◆ REQUIREMENT ◆
Extract each line containing the string "image".

[begin INPUT ROWS]

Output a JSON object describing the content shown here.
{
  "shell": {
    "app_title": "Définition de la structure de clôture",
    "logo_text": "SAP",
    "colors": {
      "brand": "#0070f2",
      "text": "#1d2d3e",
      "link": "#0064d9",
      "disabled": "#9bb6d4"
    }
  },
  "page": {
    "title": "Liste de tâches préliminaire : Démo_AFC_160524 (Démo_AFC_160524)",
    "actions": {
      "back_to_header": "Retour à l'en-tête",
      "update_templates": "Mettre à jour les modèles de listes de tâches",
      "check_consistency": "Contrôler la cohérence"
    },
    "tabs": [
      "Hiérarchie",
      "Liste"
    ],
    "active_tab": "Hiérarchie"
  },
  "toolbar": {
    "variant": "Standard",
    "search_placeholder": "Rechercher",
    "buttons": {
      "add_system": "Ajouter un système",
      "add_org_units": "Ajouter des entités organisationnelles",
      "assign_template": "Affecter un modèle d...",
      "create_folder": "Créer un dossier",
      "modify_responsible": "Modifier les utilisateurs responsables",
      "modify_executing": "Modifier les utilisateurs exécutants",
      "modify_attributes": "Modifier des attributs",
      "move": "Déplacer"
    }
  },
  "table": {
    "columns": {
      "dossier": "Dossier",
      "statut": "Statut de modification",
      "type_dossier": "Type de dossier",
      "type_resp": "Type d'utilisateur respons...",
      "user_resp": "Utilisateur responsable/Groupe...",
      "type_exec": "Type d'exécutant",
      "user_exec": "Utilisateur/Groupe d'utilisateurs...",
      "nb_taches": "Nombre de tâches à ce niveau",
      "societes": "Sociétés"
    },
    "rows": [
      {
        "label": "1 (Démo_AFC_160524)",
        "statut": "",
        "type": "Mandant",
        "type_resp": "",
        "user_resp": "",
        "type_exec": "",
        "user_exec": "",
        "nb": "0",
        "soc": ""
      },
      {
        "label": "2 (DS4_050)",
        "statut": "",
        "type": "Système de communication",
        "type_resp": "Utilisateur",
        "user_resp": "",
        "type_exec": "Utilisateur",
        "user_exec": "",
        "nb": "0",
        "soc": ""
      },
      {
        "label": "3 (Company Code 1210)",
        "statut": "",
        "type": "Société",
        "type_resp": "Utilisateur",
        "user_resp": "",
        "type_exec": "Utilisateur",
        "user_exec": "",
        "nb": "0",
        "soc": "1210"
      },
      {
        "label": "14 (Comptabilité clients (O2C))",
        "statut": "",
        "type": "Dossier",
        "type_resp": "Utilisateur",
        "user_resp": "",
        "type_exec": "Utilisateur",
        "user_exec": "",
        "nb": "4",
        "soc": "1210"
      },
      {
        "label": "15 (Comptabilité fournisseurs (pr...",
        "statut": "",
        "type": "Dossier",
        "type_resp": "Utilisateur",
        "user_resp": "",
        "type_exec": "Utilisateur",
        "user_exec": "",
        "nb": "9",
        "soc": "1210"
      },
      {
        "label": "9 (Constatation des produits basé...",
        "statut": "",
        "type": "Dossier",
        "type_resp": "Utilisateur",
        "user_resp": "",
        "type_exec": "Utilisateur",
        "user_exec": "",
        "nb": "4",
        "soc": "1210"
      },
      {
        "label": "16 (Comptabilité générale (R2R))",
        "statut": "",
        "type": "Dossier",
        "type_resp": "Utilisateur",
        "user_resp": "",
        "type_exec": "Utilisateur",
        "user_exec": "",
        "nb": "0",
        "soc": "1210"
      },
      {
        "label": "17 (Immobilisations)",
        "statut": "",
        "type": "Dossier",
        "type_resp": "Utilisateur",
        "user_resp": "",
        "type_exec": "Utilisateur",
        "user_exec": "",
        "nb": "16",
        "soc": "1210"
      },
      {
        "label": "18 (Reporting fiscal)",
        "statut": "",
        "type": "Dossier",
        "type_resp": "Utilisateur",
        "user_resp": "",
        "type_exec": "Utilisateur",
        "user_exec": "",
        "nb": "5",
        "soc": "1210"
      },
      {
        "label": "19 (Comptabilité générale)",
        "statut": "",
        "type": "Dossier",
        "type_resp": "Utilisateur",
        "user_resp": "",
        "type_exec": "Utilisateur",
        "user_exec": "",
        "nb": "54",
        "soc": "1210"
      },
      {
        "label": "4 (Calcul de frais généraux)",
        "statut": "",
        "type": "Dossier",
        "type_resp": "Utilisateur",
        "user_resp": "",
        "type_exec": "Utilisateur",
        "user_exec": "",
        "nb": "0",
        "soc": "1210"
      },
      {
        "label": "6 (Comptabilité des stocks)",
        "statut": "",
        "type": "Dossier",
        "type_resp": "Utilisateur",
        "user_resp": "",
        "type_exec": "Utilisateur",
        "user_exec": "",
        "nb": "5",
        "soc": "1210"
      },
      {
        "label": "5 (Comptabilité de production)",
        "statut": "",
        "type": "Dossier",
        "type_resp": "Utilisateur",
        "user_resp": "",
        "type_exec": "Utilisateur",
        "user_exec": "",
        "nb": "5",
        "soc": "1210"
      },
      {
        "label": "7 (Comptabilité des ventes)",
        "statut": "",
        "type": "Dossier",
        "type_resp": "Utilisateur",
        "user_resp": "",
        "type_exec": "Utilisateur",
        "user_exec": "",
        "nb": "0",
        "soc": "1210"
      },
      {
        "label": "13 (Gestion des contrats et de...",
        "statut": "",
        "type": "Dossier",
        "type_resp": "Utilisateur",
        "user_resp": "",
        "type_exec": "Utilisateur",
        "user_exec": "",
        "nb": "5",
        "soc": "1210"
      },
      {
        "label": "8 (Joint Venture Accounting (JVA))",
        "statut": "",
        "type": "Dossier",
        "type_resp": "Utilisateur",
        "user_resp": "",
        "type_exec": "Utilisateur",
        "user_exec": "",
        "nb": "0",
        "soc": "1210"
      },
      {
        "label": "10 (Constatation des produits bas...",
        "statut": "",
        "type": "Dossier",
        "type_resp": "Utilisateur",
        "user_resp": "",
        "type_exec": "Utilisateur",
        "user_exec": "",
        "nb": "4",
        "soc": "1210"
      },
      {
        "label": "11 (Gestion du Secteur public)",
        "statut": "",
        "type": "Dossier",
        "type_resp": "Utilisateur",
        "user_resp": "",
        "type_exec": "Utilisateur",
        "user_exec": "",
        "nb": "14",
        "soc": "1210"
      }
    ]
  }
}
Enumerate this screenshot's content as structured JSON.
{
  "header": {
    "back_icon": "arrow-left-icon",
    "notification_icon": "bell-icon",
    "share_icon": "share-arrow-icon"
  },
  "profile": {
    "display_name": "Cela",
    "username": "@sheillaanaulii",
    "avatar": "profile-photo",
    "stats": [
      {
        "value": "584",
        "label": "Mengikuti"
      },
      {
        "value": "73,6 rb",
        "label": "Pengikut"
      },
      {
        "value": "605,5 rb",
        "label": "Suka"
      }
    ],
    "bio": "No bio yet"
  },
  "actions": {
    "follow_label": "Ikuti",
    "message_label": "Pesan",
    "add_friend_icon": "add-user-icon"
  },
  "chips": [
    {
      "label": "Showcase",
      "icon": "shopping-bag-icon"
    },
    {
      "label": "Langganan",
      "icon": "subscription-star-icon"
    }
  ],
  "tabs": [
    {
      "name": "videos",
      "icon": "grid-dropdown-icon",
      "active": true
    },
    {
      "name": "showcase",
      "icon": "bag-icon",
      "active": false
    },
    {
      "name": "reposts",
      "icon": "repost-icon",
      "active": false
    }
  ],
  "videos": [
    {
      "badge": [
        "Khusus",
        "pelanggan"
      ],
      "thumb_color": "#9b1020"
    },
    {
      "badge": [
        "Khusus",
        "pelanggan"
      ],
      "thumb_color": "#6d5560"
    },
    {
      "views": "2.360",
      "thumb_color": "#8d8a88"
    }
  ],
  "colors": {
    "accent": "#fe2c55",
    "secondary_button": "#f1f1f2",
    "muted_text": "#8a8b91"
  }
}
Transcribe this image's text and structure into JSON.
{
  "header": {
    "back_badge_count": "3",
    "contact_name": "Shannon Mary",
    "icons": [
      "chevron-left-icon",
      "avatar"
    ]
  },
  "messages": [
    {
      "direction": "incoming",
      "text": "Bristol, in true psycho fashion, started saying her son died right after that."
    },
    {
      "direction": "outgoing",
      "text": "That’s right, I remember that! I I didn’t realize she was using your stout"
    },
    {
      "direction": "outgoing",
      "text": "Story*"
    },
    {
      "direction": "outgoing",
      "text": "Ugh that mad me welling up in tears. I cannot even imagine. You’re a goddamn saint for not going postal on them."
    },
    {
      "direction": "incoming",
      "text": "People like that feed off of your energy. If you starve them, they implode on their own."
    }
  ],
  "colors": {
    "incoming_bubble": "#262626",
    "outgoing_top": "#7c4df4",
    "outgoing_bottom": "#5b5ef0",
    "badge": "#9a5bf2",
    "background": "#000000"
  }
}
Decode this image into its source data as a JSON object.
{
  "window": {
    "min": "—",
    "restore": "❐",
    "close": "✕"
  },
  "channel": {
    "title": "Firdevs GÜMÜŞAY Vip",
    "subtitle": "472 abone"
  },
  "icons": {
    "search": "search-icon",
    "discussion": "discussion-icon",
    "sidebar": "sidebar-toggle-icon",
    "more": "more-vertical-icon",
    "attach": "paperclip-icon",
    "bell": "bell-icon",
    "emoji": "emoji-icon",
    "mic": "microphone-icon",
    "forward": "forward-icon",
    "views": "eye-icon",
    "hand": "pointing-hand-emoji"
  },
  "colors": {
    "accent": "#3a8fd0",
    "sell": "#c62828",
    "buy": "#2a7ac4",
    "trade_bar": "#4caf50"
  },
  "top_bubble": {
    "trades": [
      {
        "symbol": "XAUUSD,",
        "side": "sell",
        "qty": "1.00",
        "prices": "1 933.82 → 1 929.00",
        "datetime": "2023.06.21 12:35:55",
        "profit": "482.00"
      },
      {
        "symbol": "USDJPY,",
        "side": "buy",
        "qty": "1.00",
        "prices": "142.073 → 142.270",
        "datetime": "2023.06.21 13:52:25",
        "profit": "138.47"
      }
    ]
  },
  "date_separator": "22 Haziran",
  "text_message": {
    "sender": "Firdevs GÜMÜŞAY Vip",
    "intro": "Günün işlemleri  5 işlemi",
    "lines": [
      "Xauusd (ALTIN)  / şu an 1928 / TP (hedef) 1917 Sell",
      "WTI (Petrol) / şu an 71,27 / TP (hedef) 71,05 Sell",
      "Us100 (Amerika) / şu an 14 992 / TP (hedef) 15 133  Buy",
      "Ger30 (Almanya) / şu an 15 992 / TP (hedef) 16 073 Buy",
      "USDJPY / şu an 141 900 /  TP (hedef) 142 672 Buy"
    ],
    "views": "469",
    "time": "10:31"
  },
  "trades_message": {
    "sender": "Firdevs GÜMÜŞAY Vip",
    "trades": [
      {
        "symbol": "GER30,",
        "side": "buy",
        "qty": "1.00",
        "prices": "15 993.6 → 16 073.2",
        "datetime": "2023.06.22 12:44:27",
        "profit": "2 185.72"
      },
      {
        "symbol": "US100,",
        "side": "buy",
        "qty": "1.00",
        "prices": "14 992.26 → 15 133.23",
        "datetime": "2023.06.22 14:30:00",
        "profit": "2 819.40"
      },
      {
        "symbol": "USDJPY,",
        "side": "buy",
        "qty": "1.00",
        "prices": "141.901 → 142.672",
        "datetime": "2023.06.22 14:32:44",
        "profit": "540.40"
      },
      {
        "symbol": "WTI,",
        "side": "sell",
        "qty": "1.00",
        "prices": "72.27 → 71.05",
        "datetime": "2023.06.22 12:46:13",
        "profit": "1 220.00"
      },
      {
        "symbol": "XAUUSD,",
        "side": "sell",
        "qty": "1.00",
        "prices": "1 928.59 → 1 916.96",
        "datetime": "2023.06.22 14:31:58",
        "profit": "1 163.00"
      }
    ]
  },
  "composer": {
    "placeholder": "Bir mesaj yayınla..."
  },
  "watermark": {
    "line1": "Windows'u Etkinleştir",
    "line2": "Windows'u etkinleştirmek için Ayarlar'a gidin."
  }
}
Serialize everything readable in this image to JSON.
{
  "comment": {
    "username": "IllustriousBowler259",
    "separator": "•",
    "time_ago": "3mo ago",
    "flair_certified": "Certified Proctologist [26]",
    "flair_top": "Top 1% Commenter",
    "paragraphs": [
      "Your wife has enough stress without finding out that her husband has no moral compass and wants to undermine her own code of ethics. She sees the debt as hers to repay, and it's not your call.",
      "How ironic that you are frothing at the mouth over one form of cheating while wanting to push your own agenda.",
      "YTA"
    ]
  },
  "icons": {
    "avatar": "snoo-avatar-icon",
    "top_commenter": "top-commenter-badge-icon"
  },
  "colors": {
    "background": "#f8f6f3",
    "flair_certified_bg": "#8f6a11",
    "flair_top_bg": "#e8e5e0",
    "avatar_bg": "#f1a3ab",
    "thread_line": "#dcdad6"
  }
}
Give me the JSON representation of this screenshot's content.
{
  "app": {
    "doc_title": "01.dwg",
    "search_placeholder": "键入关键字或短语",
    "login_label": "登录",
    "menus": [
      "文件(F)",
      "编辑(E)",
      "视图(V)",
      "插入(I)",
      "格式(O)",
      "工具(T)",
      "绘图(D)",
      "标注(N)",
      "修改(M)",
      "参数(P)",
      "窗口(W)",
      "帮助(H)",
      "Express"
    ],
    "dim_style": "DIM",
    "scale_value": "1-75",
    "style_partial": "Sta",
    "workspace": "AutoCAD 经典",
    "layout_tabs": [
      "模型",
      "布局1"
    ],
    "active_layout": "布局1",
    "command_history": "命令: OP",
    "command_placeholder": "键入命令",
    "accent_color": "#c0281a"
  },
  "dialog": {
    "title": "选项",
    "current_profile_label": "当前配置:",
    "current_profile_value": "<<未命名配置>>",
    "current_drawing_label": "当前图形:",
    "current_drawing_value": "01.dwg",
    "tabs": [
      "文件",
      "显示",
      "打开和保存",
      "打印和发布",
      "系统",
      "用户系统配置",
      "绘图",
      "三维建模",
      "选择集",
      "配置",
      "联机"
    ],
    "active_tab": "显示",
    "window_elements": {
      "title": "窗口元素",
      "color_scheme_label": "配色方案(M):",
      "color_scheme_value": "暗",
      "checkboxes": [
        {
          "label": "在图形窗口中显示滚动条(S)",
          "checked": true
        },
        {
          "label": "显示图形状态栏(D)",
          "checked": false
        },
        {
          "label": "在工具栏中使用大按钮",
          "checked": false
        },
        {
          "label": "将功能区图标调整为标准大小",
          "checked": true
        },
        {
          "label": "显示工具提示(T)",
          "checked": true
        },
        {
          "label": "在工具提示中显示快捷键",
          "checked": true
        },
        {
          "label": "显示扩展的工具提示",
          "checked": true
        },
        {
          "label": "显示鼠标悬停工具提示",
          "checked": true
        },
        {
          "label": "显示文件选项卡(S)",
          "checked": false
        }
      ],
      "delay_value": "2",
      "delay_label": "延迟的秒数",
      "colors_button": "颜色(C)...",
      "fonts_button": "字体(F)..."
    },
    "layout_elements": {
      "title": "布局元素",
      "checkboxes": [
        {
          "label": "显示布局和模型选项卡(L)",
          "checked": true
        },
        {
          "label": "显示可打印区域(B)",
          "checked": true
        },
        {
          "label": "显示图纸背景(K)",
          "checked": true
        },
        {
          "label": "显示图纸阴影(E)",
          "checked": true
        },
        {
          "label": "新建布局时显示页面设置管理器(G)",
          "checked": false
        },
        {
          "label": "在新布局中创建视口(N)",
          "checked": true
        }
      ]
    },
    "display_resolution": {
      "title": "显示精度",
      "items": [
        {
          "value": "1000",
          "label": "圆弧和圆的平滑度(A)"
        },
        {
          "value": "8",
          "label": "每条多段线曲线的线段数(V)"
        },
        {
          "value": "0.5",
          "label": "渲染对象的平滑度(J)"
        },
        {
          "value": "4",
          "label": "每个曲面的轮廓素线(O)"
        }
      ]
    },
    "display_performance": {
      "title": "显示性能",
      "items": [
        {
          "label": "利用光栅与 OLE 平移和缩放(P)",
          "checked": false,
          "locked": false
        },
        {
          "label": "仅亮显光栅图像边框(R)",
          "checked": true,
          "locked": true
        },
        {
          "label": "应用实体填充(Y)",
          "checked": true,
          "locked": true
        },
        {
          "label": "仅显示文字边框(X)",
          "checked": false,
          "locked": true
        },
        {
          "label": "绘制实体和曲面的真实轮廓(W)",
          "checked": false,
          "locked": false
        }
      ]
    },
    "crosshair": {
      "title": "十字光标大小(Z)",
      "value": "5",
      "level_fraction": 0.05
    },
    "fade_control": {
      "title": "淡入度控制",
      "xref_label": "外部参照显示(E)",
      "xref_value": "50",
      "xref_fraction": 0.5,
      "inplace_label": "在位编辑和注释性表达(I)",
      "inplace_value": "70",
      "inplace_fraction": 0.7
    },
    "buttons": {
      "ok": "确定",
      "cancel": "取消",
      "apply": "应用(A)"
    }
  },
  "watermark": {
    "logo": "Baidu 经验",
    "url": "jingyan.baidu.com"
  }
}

[end INPUT ROWS]

◆ TASK SOLUTION ◆
Transcribe this image's text and structure into JSON.
Decode this image into its source data as a JSON object.
Serialize everything readable in this image to JSON.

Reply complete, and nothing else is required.